(Stored records)

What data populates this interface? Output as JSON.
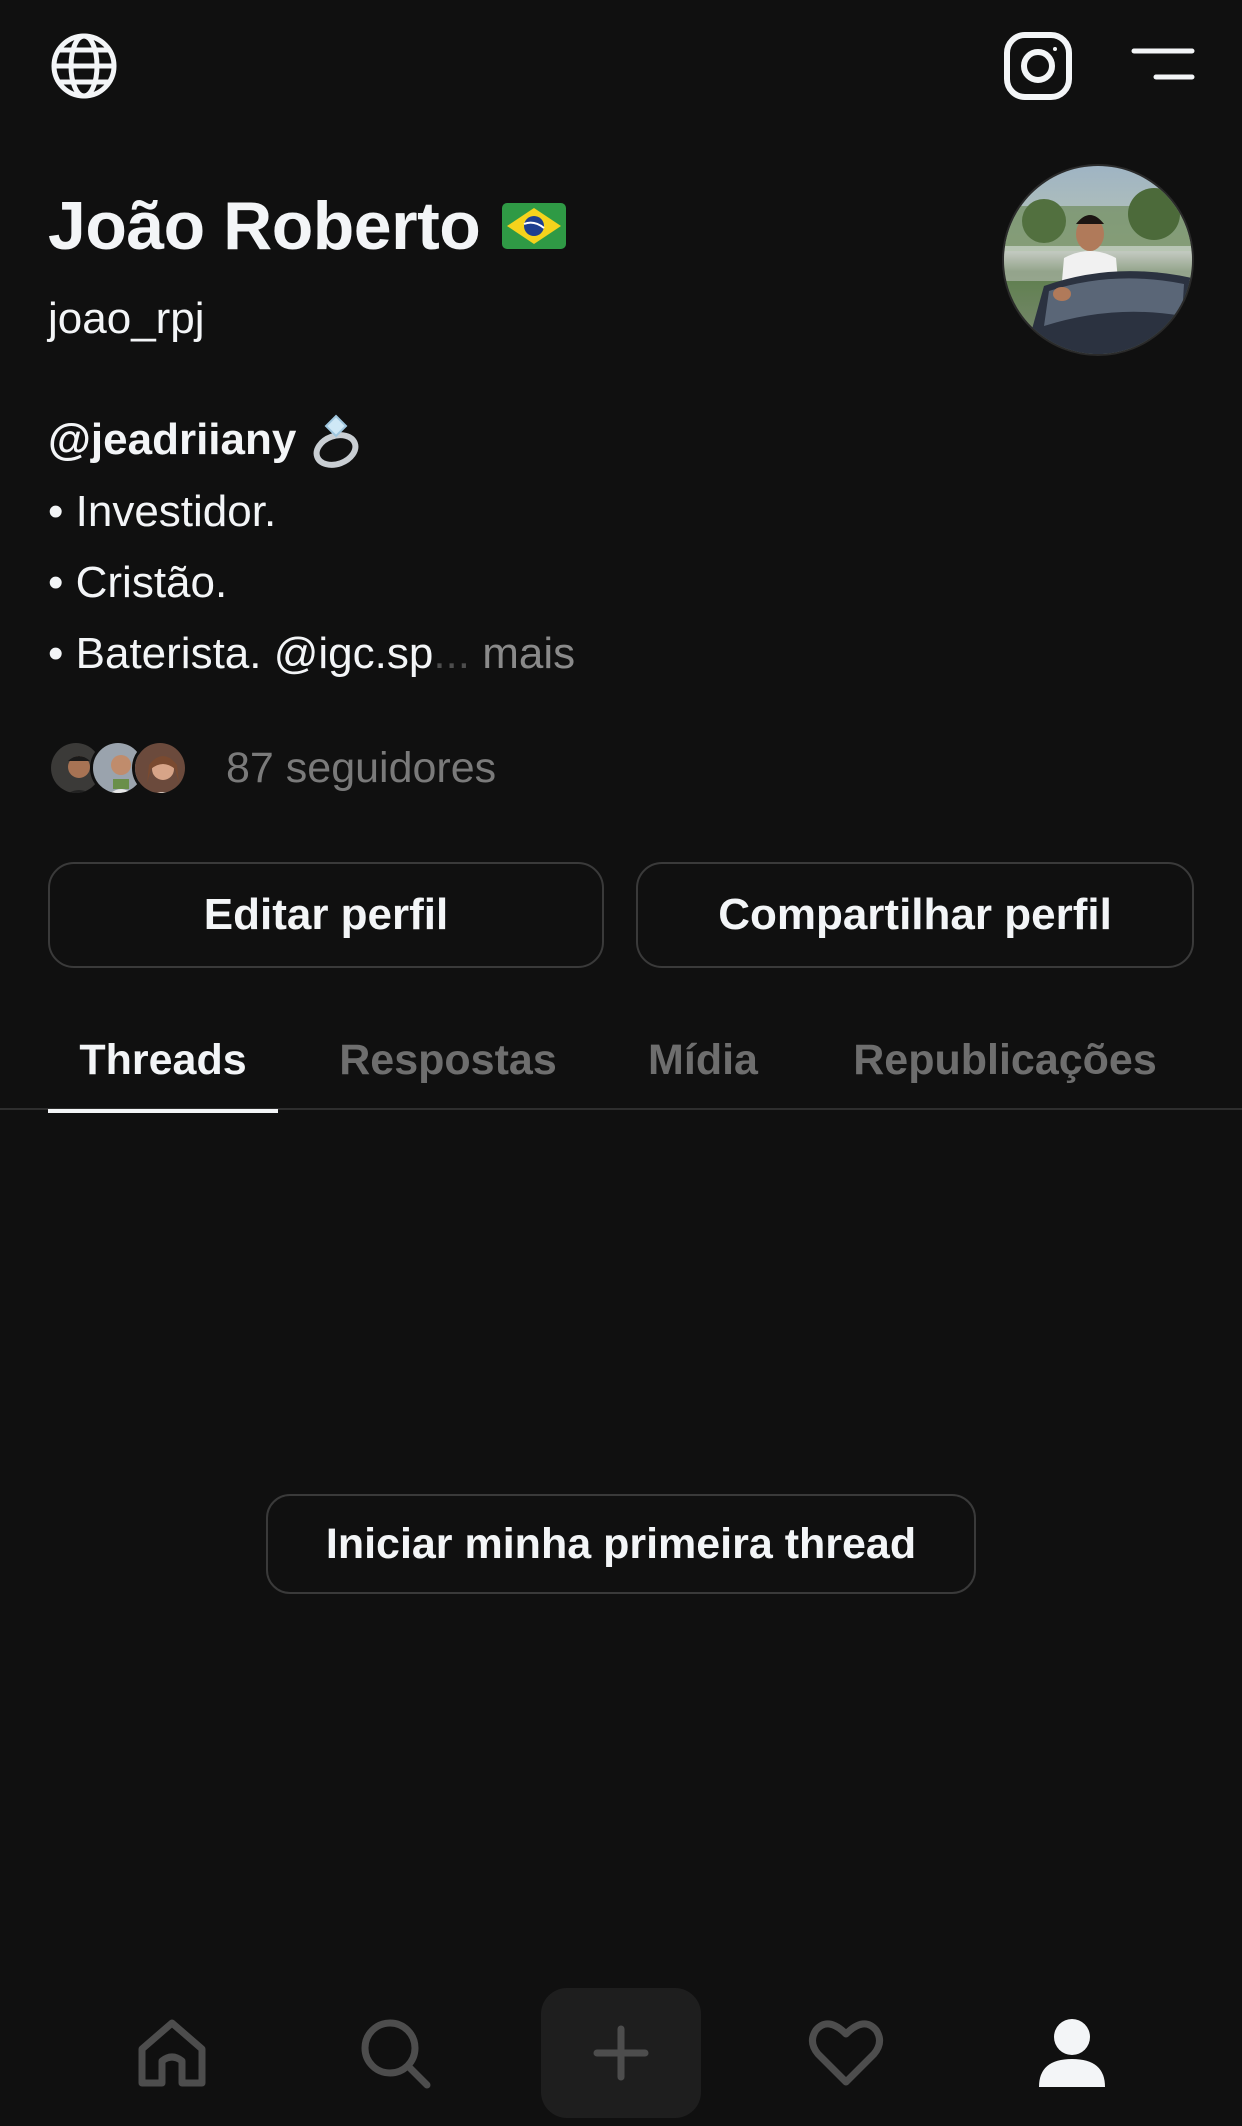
{
  "profile": {
    "name": "João Roberto",
    "username": "joao_rpj",
    "bio": {
      "line1": "@jeadriiany",
      "line2": "• Investidor.",
      "line3": "• Cristão.",
      "line4_text": "• Baterista. @igc.sp",
      "line4_ellipsis": "...",
      "more": "mais"
    },
    "followers": "87 seguidores"
  },
  "buttons": {
    "edit": "Editar perfil",
    "share": "Compartilhar perfil"
  },
  "tabs": [
    {
      "label": "Threads",
      "active": true
    },
    {
      "label": "Respostas",
      "active": false
    },
    {
      "label": "Mídia",
      "active": false
    },
    {
      "label": "Republicações",
      "active": false
    }
  ],
  "empty_state": {
    "cta": "Iniciar minha primeira thread"
  },
  "icons": {
    "top_left": "globe-icon",
    "top_right_1": "instagram-icon",
    "top_right_2": "menu-icon",
    "flag": "brazil-flag-icon",
    "ring": "ring-emoji-icon",
    "nav": [
      "home-icon",
      "search-icon",
      "plus-icon",
      "heart-icon",
      "profile-icon"
    ]
  },
  "colors": {
    "background": "#101010",
    "text": "#f3f5f7",
    "muted": "#7a7a7a",
    "border": "#3a3a3a"
  }
}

Problem -> Select, from the listing, all lines that include the word "label".

The reply ->
      "label": "Threads",
      "label": "Respostas",
      "label": "Mídia",
      "label": "Republicações",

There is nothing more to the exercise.